Dataset rows:
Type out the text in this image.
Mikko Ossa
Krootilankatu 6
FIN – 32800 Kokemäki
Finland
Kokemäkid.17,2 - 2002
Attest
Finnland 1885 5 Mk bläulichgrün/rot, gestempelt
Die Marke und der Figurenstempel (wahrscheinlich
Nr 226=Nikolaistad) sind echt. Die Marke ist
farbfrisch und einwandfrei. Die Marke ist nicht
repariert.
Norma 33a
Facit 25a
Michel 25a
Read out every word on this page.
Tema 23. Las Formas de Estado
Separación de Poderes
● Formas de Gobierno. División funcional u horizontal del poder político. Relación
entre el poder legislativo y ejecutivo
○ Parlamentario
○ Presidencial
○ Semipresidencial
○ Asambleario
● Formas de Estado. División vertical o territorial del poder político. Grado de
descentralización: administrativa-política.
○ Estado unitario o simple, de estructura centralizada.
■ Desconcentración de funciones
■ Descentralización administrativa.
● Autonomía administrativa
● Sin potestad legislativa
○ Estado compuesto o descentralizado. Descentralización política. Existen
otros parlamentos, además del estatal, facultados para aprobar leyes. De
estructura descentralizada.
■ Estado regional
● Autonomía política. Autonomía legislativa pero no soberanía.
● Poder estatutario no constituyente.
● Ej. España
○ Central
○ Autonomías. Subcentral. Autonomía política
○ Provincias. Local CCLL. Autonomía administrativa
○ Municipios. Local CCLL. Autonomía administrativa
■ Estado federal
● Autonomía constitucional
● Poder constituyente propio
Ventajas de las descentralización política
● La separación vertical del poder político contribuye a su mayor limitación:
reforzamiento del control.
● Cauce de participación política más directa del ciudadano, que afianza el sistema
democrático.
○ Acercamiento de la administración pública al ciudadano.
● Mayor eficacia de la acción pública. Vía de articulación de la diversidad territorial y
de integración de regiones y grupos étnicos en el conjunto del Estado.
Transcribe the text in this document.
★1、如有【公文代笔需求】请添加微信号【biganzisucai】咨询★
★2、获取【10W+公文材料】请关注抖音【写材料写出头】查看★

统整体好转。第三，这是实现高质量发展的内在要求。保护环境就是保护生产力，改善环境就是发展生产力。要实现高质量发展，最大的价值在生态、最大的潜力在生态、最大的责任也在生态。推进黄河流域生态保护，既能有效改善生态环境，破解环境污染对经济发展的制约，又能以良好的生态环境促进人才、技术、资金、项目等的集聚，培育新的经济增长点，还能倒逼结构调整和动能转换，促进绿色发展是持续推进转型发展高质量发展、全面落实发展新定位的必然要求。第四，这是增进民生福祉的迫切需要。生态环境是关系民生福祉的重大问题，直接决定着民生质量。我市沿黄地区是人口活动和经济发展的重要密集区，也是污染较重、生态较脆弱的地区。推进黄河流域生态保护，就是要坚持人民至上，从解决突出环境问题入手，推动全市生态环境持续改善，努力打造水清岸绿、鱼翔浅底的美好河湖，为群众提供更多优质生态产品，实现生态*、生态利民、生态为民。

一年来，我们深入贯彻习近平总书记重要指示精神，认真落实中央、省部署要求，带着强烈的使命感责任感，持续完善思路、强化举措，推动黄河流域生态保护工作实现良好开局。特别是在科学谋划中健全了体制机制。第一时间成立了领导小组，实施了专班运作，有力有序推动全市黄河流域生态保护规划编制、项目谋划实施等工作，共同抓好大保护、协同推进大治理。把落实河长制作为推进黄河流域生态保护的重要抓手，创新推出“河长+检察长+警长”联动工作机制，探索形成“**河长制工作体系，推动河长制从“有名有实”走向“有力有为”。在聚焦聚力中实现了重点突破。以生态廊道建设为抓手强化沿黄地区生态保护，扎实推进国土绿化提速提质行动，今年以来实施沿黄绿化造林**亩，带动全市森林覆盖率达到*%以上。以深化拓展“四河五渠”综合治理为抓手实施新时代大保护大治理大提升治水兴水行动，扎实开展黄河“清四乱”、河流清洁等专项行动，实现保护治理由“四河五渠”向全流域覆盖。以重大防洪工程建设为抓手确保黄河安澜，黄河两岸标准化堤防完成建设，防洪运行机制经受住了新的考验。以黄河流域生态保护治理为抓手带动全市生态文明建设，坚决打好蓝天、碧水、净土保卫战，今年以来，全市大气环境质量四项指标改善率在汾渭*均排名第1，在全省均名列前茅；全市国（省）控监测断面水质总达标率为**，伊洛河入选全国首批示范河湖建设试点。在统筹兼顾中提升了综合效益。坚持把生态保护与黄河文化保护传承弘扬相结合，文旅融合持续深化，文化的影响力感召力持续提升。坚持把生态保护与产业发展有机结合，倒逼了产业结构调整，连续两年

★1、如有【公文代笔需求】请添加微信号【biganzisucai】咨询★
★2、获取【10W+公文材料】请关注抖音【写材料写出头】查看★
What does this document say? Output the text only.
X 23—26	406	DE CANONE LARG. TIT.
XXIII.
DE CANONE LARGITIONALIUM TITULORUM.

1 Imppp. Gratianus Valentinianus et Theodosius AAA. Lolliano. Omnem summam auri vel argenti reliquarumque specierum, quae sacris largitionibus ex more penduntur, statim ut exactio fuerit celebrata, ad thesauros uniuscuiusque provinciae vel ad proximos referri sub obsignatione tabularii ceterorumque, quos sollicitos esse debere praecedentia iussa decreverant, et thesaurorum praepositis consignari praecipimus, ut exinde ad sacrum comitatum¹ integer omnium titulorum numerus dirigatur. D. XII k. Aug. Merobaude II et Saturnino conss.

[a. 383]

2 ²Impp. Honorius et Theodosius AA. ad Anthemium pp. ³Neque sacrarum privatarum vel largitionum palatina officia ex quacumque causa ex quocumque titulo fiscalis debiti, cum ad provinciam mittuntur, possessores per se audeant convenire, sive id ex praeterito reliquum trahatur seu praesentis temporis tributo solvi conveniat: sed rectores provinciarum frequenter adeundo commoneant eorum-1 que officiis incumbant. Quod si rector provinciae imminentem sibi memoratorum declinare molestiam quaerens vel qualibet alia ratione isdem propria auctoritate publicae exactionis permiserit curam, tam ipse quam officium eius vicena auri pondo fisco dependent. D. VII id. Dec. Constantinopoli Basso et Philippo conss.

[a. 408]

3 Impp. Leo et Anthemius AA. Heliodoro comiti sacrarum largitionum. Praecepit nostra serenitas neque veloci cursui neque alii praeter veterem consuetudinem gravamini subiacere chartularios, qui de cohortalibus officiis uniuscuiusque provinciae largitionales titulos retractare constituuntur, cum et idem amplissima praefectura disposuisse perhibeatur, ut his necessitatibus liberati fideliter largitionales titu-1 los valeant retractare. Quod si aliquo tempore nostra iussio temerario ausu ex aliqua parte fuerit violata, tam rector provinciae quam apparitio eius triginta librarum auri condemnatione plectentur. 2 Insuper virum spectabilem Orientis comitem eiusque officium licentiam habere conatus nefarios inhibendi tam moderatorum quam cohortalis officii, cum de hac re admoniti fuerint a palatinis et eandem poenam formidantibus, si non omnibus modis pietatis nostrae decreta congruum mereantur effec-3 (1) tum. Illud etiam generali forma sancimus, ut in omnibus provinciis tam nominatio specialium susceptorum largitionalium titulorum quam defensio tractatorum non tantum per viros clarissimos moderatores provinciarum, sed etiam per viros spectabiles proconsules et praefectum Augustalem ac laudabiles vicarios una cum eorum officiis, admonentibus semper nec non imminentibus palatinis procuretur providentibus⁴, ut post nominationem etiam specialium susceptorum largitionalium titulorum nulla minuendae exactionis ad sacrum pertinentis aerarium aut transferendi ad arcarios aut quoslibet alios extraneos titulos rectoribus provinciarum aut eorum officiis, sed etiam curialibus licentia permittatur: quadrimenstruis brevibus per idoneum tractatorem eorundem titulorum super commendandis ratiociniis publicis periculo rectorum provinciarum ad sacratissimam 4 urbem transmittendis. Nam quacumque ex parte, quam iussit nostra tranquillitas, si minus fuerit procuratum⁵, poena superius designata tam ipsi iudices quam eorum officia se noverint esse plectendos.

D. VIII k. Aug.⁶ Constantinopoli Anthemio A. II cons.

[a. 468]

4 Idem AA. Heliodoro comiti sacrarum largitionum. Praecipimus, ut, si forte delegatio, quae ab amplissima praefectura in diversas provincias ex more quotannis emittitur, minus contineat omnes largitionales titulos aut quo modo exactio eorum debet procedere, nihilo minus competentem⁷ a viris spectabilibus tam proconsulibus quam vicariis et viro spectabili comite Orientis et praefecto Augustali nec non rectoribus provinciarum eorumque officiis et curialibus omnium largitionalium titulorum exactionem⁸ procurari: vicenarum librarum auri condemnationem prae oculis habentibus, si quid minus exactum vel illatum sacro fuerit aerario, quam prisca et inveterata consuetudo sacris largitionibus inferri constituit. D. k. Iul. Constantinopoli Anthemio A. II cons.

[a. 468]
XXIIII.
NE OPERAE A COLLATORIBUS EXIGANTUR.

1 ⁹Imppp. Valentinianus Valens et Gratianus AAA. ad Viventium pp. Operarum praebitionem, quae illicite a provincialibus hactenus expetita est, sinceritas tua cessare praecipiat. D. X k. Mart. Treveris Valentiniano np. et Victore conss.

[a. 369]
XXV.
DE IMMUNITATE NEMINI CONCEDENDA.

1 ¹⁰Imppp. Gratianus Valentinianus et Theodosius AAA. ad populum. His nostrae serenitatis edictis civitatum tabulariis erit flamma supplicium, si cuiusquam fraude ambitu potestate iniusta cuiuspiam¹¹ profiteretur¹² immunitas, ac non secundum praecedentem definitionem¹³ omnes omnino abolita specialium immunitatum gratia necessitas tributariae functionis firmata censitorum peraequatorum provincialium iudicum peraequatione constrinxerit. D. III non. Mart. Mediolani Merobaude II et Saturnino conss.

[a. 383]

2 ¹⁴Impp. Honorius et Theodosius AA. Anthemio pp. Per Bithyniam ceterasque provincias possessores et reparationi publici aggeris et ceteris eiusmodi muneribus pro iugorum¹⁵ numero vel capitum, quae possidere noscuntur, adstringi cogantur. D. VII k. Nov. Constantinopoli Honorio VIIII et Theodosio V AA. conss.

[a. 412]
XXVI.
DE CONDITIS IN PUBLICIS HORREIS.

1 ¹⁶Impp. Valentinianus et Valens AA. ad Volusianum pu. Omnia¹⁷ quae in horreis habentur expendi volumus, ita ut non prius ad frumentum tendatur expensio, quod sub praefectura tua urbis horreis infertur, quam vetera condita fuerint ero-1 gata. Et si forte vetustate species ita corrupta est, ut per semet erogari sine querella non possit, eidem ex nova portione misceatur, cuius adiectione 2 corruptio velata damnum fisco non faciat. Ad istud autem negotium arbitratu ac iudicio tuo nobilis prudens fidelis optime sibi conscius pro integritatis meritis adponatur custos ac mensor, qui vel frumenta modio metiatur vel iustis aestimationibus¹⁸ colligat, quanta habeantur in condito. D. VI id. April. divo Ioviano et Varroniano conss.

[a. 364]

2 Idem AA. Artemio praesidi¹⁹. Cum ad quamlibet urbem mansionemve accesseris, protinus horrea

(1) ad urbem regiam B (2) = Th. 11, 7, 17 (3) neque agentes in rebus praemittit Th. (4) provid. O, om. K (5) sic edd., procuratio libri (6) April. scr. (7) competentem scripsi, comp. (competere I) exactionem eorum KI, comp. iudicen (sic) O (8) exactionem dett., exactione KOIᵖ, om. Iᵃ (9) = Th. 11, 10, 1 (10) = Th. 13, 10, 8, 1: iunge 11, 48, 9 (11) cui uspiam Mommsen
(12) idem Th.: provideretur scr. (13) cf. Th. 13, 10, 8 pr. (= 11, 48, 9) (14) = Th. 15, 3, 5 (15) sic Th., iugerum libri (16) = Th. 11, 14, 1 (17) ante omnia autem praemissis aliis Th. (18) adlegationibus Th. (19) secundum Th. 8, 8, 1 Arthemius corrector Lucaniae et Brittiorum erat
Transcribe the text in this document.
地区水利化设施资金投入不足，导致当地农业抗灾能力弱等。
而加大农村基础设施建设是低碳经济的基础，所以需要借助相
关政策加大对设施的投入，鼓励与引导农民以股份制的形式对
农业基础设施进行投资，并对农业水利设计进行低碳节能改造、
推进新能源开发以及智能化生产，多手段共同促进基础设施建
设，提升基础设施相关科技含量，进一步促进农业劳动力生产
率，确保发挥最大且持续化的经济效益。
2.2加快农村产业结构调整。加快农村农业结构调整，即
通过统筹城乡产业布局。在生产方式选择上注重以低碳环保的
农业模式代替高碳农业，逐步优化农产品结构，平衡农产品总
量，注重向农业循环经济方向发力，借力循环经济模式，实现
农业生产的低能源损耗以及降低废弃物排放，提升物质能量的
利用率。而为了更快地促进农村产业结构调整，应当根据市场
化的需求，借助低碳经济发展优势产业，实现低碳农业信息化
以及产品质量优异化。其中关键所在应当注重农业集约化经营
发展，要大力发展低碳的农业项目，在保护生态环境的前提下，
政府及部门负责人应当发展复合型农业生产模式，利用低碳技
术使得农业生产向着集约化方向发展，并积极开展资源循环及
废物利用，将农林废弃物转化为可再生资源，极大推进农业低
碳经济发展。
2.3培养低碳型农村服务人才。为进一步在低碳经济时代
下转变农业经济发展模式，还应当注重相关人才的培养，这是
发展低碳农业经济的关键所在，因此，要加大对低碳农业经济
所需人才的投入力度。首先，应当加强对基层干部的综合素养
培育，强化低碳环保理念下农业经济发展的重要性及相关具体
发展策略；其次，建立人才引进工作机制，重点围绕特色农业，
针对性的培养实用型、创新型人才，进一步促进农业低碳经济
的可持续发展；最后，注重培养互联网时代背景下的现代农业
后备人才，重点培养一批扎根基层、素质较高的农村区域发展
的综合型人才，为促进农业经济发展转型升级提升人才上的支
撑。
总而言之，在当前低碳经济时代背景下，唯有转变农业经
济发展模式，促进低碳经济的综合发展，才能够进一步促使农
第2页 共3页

PROBLEM STATEMENT :: Where a line in the entries holds "Autonomía", copy that line.

RESPONSE ::
● Autonomía administrativa
● Autonomía política. Autonomía legislativa pero no soberanía.
○ Autonomías. Subcentral. Autonomía política
○ Provincias. Local CCLL. Autonomía administrativa
○ Municipios. Local CCLL. Autonomía administrativa
● Autonomía constitucional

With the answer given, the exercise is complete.